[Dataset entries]
──────────

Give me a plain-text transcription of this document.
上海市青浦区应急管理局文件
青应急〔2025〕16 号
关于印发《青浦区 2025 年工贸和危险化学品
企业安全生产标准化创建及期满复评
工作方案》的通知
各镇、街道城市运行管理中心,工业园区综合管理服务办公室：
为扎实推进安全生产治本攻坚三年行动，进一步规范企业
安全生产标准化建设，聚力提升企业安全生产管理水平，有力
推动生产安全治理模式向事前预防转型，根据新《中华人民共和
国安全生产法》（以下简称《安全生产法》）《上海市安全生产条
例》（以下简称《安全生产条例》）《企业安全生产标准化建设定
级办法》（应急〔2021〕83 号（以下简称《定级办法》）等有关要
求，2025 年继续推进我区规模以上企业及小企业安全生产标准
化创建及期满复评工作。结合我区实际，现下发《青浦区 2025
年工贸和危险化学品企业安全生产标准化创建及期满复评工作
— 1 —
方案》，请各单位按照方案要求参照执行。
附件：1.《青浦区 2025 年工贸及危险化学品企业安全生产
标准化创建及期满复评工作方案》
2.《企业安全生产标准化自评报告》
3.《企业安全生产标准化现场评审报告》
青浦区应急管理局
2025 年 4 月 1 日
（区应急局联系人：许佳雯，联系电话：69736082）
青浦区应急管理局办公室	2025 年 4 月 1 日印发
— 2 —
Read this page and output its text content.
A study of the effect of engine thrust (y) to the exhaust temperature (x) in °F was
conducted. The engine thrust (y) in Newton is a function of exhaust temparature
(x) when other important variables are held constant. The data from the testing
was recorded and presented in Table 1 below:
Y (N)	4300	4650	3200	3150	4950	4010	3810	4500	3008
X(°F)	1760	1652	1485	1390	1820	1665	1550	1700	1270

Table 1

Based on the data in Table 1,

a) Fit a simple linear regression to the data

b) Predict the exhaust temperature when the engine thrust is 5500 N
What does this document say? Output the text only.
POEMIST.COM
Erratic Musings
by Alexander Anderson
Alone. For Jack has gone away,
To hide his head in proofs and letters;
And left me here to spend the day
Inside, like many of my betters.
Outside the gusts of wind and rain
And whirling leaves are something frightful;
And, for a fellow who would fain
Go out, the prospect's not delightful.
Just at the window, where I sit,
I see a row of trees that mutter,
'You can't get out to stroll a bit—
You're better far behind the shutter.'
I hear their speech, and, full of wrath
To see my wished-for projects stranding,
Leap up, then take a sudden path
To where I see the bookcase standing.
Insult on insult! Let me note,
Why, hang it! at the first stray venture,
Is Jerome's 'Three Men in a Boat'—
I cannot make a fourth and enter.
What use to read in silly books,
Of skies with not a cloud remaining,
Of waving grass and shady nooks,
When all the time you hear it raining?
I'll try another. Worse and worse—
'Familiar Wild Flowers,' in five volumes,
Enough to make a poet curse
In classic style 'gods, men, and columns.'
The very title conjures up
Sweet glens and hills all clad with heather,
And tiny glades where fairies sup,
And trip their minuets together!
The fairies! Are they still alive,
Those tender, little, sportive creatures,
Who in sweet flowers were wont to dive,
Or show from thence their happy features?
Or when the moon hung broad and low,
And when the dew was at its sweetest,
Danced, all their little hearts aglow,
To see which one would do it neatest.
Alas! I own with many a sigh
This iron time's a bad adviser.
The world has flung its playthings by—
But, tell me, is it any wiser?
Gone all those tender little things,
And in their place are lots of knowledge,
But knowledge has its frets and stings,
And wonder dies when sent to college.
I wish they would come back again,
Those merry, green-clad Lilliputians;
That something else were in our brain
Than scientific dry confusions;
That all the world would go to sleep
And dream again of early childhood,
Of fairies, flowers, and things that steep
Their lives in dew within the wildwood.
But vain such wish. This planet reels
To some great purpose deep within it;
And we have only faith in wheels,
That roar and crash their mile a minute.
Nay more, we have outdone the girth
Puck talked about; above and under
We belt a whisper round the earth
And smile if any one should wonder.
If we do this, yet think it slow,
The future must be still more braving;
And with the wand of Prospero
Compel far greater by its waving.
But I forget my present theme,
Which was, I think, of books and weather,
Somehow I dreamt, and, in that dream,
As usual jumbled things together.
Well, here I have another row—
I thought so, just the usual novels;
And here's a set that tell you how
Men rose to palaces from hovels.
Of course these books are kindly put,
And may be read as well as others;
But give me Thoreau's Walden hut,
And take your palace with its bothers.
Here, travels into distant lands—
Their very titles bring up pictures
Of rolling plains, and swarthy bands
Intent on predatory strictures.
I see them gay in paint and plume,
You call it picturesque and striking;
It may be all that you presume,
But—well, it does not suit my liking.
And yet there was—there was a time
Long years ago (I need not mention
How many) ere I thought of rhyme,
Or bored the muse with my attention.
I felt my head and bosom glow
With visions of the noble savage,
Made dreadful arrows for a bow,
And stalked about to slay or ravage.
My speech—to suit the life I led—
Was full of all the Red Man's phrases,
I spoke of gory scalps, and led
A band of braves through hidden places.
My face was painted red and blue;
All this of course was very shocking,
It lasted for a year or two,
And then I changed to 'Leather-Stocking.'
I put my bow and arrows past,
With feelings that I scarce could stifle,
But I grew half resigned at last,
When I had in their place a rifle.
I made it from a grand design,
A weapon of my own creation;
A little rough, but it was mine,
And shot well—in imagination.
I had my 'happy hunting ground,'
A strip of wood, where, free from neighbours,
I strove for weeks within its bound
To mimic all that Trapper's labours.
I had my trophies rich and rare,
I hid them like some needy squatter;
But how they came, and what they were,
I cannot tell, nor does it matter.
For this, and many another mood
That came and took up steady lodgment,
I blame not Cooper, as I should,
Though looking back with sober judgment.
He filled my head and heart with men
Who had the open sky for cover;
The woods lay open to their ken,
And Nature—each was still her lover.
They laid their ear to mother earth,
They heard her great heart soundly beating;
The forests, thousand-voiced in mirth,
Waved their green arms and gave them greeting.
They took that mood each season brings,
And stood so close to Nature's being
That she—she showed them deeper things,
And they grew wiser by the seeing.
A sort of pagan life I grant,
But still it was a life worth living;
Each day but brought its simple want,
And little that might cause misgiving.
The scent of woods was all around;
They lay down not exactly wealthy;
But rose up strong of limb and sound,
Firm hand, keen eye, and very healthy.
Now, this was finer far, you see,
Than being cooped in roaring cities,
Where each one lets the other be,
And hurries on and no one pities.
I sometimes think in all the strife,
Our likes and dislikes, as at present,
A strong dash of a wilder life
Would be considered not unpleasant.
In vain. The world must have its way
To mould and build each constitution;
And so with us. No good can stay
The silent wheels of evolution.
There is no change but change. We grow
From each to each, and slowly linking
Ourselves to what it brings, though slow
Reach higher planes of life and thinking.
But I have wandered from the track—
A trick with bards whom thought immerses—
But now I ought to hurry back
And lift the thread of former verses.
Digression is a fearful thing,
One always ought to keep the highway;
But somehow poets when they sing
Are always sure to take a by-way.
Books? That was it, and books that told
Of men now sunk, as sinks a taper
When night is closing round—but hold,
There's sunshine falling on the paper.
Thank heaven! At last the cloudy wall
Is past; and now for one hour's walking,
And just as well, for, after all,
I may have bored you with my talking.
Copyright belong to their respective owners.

──────────

Recite the full listing above exactly.

TASK ANSWER:
Give me a plain-text transcription of this document.
上海市青浦区应急管理局文件
青应急〔2025〕16 号
关于印发《青浦区 2025 年工贸和危险化学品
企业安全生产标准化创建及期满复评
工作方案》的通知
各镇、街道城市运行管理中心,工业园区综合管理服务办公室：
为扎实推进安全生产治本攻坚三年行动，进一步规范企业
安全生产标准化建设，聚力提升企业安全生产管理水平，有力
推动生产安全治理模式向事前预防转型，根据新《中华人民共和
国安全生产法》（以下简称《安全生产法》）《上海市安全生产条
例》（以下简称《安全生产条例》）《企业安全生产标准化建设定
级办法》（应急〔2021〕83 号（以下简称《定级办法》）等有关要
求，2025 年继续推进我区规模以上企业及小企业安全生产标准
化创建及期满复评工作。结合我区实际，现下发《青浦区 2025
年工贸和危险化学品企业安全生产标准化创建及期满复评工作
— 1 —
方案》，请各单位按照方案要求参照执行。
附件：1.《青浦区 2025 年工贸及危险化学品企业安全生产
标准化创建及期满复评工作方案》
2.《企业安全生产标准化自评报告》
3.《企业安全生产标准化现场评审报告》
青浦区应急管理局
2025 年 4 月 1 日
（区应急局联系人：许佳雯，联系电话：69736082）
青浦区应急管理局办公室	2025 年 4 月 1 日印发
— 2 —
Read this page and output its text content.
A study of the effect of engine thrust (y) to the exhaust temperature (x) in °F was
conducted. The engine thrust (y) in Newton is a function of exhaust temparature
(x) when other important variables are held constant. The data from the testing
was recorded and presented in Table 1 below:
Y (N)	4300	4650	3200	3150	4950	4010	3810	4500	3008
X(°F)	1760	1652	1485	1390	1820	1665	1550	1700	1270

Table 1

Based on the data in Table 1,

a) Fit a simple linear regression to the data

b) Predict the exhaust temperature when the engine thrust is 5500 N
What does this document say? Output the text only.
POEMIST.COM
Erratic Musings
by Alexander Anderson
Alone. For Jack has gone away,
To hide his head in proofs and letters;
And left me here to spend the day
Inside, like many of my betters.
Outside the gusts of wind and rain
And whirling leaves are something frightful;
And, for a fellow who would fain
Go out, the prospect's not delightful.
Just at the window, where I sit,
I see a row of trees that mutter,
'You can't get out to stroll a bit—
You're better far behind the shutter.'
I hear their speech, and, full of wrath
To see my wished-for projects stranding,
Leap up, then take a sudden path
To where I see the bookcase standing.
Insult on insult! Let me note,
Why, hang it! at the first stray venture,
Is Jerome's 'Three Men in a Boat'—
I cannot make a fourth and enter.
What use to read in silly books,
Of skies with not a cloud remaining,
Of waving grass and shady nooks,
When all the time you hear it raining?
I'll try another. Worse and worse—
'Familiar Wild Flowers,' in five volumes,
Enough to make a poet curse
In classic style 'gods, men, and columns.'
The very title conjures up
Sweet glens and hills all clad with heather,
And tiny glades where fairies sup,
And trip their minuets together!
The fairies! Are they still alive,
Those tender, little, sportive creatures,
Who in sweet flowers were wont to dive,
Or show from thence their happy features?
Or when the moon hung broad and low,
And when the dew was at its sweetest,
Danced, all their little hearts aglow,
To see which one would do it neatest.
Alas! I own with many a sigh
This iron time's a bad adviser.
The world has flung its playthings by—
But, tell me, is it any wiser?
Gone all those tender little things,
And in their place are lots of knowledge,
But knowledge has its frets and stings,
And wonder dies when sent to college.
I wish they would come back again,
Those merry, green-clad Lilliputians;
That something else were in our brain
Than scientific dry confusions;
That all the world would go to sleep
And dream again of early childhood,
Of fairies, flowers, and things that steep
Their lives in dew within the wildwood.
But vain such wish. This planet reels
To some great purpose deep within it;
And we have only faith in wheels,
That roar and crash their mile a minute.
Nay more, we have outdone the girth
Puck talked about; above and under
We belt a whisper round the earth
And smile if any one should wonder.
If we do this, yet think it slow,
The future must be still more braving;
And with the wand of Prospero
Compel far greater by its waving.
But I forget my present theme,
Which was, I think, of books and weather,
Somehow I dreamt, and, in that dream,
As usual jumbled things together.
Well, here I have another row—
I thought so, just the usual novels;
And here's a set that tell you how
Men rose to palaces from hovels.
Of course these books are kindly put,
And may be read as well as others;
But give me Thoreau's Walden hut,
And take your palace with its bothers.
Here, travels into distant lands—
Their very titles bring up pictures
Of rolling plains, and swarthy bands
Intent on predatory strictures.
I see them gay in paint and plume,
You call it picturesque and striking;
It may be all that you presume,
But—well, it does not suit my liking.
And yet there was—there was a time
Long years ago (I need not mention
How many) ere I thought of rhyme,
Or bored the muse with my attention.
I felt my head and bosom glow
With visions of the noble savage,
Made dreadful arrows for a bow,
And stalked about to slay or ravage.
My speech—to suit the life I led—
Was full of all the Red Man's phrases,
I spoke of gory scalps, and led
A band of braves through hidden places.
My face was painted red and blue;
All this of course was very shocking,
It lasted for a year or two,
And then I changed to 'Leather-Stocking.'
I put my bow and arrows past,
With feelings that I scarce could stifle,
But I grew half resigned at last,
When I had in their place a rifle.
I made it from a grand design,
A weapon of my own creation;
A little rough, but it was mine,
And shot well—in imagination.
I had my 'happy hunting ground,'
A strip of wood, where, free from neighbours,
I strove for weeks within its bound
To mimic all that Trapper's labours.
I had my trophies rich and rare,
I hid them like some needy squatter;
But how they came, and what they were,
I cannot tell, nor does it matter.
For this, and many another mood
That came and took up steady lodgment,
I blame not Cooper, as I should,
Though looking back with sober judgment.
He filled my head and heart with men
Who had the open sky for cover;
The woods lay open to their ken,
And Nature—each was still her lover.
They laid their ear to mother earth,
They heard her great heart soundly beating;
The forests, thousand-voiced in mirth,
Waved their green arms and gave them greeting.
They took that mood each season brings,
And stood so close to Nature's being
That she—she showed them deeper things,
And they grew wiser by the seeing.
A sort of pagan life I grant,
But still it was a life worth living;
Each day but brought its simple want,
And little that might cause misgiving.
The scent of woods was all around;
They lay down not exactly wealthy;
But rose up strong of limb and sound,
Firm hand, keen eye, and very healthy.
Now, this was finer far, you see,
Than being cooped in roaring cities,
Where each one lets the other be,
And hurries on and no one pities.
I sometimes think in all the strife,
Our likes and dislikes, as at present,
A strong dash of a wilder life
Would be considered not unpleasant.
In vain. The world must have its way
To mould and build each constitution;
And so with us. No good can stay
The silent wheels of evolution.
There is no change but change. We grow
From each to each, and slowly linking
Ourselves to what it brings, though slow
Reach higher planes of life and thinking.
But I have wandered from the track—
A trick with bards whom thought immerses—
But now I ought to hurry back
And lift the thread of former verses.
Digression is a fearful thing,
One always ought to keep the highway;
But somehow poets when they sing
Are always sure to take a by-way.
Books? That was it, and books that told
Of men now sunk, as sinks a taper
When night is closing round—but hold,
There's sunshine falling on the paper.
Thank heaven! At last the cloudy wall
Is past; and now for one hour's walking,
And just as well, for, after all,
I may have bored you with my talking.
Copyright belong to their respective owners.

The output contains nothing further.